▶ **Goal of the exercise**
From the entries that follow, list every line in which the string "color" appears.

▶ **Provided material**
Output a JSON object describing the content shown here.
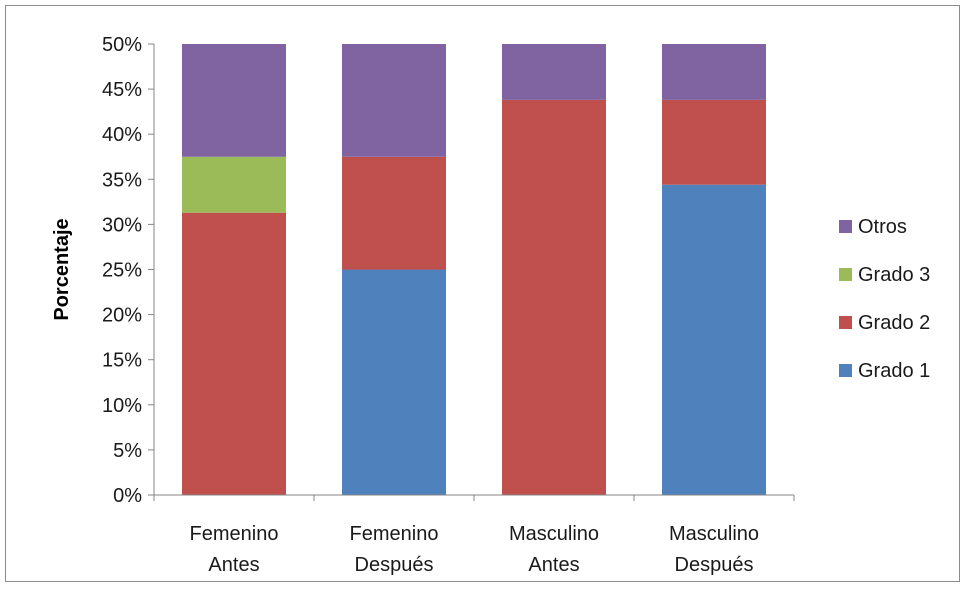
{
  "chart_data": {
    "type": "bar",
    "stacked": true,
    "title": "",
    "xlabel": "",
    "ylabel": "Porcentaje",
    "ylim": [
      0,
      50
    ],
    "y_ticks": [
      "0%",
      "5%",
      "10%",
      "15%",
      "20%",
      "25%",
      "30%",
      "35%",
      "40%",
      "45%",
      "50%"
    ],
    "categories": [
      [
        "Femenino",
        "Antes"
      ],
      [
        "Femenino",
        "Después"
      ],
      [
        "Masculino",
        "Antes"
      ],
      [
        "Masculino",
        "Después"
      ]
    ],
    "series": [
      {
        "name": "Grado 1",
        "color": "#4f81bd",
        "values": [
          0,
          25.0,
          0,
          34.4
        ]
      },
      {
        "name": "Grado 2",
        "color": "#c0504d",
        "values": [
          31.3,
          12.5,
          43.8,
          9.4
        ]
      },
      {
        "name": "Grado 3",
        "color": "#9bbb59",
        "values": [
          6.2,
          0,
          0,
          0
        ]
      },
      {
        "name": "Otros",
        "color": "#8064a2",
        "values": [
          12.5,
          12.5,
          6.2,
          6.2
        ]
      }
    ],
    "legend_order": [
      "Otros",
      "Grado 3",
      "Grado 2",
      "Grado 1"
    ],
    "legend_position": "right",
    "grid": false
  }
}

▶ **Worked solution**
        "color": "#4f81bd",
        "color": "#c0504d",
        "color": "#9bbb59",
        "color": "#8064a2",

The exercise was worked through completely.